INSTRUCTIONS FOR THE TASK: Find the lines that contain the word "status" and copy each one.

DATA ENTRIES:
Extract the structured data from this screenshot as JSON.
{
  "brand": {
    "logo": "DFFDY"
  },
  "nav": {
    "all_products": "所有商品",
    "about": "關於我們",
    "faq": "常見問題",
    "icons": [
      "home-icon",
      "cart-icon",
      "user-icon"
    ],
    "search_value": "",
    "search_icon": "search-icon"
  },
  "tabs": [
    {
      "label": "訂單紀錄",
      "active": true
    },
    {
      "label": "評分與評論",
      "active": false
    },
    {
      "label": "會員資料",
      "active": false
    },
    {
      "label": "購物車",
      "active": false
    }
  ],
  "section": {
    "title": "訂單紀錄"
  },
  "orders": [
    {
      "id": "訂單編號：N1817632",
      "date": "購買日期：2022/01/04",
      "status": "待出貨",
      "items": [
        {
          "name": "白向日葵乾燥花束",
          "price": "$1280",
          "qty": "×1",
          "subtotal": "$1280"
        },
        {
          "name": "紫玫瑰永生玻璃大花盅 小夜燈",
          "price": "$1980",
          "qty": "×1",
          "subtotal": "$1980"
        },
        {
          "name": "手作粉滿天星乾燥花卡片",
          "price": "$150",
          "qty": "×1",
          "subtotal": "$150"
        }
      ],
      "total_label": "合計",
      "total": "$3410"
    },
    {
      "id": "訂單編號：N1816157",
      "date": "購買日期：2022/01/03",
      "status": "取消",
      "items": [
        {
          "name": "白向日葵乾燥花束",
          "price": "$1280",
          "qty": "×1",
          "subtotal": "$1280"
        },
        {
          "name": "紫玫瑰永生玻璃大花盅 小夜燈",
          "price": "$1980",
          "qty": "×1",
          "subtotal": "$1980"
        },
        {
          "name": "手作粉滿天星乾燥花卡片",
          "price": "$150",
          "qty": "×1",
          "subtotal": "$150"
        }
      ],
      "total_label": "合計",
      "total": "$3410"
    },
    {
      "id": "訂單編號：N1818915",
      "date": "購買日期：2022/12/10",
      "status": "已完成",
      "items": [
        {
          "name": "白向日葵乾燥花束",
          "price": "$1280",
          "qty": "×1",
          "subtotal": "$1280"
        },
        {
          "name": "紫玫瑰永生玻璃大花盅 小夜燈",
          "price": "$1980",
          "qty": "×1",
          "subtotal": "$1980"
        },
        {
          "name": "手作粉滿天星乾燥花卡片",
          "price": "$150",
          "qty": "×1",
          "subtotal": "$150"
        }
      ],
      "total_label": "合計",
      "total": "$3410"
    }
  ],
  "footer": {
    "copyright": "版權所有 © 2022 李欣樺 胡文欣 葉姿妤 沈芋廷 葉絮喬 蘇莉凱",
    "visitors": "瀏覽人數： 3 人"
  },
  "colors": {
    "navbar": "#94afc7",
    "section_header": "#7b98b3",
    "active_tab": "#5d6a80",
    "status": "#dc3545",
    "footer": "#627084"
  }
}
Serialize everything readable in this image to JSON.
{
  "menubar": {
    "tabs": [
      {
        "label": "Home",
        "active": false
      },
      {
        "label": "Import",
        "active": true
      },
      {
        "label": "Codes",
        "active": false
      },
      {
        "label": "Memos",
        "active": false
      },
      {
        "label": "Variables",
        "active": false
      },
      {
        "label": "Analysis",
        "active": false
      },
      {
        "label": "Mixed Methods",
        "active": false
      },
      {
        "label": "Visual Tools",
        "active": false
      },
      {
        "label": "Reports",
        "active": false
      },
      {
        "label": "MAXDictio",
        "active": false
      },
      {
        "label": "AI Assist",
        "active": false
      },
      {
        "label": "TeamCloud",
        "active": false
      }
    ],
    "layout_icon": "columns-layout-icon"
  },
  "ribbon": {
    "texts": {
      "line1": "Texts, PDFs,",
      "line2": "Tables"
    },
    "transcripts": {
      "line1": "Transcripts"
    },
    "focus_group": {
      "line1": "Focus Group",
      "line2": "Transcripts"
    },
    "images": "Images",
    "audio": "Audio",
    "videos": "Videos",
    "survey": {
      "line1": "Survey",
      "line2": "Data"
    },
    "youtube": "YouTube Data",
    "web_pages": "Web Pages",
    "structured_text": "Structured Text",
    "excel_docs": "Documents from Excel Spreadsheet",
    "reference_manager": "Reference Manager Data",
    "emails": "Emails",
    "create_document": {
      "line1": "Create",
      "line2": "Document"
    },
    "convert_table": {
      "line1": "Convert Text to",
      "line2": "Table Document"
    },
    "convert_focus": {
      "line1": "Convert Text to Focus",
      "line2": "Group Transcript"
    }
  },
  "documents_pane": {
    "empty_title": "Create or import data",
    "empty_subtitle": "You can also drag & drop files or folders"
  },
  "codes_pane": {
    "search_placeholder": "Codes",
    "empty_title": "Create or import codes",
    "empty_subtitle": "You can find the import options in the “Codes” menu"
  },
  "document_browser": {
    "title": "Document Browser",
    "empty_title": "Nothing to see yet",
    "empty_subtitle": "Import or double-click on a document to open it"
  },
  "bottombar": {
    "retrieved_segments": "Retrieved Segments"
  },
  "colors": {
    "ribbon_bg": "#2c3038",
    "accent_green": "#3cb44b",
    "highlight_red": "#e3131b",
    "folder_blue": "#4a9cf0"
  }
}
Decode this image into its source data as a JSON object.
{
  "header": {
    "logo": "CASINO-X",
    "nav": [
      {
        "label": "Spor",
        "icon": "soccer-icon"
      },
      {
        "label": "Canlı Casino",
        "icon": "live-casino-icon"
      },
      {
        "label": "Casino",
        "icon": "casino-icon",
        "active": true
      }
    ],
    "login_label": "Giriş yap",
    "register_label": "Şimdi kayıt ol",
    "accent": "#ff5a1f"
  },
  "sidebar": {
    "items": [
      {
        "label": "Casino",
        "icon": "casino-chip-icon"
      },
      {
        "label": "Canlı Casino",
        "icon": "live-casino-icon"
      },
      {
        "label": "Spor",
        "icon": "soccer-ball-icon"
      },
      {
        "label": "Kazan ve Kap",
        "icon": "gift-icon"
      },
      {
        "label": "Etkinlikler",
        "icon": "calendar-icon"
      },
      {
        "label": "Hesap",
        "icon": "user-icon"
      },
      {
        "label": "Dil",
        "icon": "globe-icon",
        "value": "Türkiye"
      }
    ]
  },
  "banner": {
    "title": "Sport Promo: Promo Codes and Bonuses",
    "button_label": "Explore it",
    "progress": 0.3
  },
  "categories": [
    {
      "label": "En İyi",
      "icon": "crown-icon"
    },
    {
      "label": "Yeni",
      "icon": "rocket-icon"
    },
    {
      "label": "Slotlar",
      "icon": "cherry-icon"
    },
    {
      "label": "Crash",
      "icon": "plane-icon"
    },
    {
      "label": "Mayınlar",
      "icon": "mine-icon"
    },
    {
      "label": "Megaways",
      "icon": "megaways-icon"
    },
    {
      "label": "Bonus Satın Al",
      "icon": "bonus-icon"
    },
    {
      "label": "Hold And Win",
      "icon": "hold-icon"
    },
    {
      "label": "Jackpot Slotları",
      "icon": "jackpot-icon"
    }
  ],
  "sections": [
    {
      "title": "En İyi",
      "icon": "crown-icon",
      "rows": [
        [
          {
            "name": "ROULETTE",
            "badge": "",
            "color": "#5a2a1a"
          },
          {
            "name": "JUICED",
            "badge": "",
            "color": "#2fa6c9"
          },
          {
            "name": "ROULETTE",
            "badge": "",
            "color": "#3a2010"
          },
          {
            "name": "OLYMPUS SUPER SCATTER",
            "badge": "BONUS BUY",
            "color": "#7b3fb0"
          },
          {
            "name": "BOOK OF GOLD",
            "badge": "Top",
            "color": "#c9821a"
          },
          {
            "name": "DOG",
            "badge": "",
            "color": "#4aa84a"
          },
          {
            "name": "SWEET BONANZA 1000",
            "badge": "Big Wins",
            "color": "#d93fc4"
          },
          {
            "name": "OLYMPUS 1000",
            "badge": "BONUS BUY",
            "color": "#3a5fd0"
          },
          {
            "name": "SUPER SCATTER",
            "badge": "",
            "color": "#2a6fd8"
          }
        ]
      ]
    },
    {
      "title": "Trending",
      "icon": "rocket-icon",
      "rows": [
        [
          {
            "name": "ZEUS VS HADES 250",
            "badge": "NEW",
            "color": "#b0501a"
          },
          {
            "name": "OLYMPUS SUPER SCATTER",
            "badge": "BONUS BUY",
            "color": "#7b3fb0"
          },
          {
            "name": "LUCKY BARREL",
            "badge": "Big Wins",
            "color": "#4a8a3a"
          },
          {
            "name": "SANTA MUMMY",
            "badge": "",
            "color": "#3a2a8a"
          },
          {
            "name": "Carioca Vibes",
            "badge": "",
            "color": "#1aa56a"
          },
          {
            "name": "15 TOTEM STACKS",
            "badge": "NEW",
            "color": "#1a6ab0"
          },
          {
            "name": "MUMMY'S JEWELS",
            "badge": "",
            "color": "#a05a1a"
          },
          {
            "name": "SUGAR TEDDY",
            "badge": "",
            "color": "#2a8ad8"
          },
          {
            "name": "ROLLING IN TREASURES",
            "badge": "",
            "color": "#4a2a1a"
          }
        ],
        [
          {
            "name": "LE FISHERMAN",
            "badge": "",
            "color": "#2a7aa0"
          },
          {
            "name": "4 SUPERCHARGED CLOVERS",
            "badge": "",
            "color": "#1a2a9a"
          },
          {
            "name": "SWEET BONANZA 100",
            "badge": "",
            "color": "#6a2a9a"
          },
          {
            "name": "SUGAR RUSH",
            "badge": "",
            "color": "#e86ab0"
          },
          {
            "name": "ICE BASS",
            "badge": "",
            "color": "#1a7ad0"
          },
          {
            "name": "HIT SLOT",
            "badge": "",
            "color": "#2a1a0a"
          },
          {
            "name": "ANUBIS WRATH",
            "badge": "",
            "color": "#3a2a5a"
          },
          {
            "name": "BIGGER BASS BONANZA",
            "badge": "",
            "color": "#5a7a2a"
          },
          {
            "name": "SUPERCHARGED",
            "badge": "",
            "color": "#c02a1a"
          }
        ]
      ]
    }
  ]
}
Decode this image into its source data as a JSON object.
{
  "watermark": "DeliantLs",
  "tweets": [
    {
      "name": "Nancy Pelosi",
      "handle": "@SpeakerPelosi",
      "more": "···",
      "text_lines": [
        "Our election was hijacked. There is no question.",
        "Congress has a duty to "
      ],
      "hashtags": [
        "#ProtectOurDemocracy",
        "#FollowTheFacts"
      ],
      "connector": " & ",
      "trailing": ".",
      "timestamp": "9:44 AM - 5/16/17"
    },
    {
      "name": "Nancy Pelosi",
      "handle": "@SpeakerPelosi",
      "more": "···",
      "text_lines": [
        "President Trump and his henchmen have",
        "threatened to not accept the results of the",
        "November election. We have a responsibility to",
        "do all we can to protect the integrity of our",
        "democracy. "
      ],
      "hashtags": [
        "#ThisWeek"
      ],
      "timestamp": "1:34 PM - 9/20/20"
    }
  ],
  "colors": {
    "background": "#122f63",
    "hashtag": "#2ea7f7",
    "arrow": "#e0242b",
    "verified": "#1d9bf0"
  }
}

TASK OUTPUT:
      "status": "待出貨",
      "status": "取消",
      "status": "已完成",
    "status": "#dc3545",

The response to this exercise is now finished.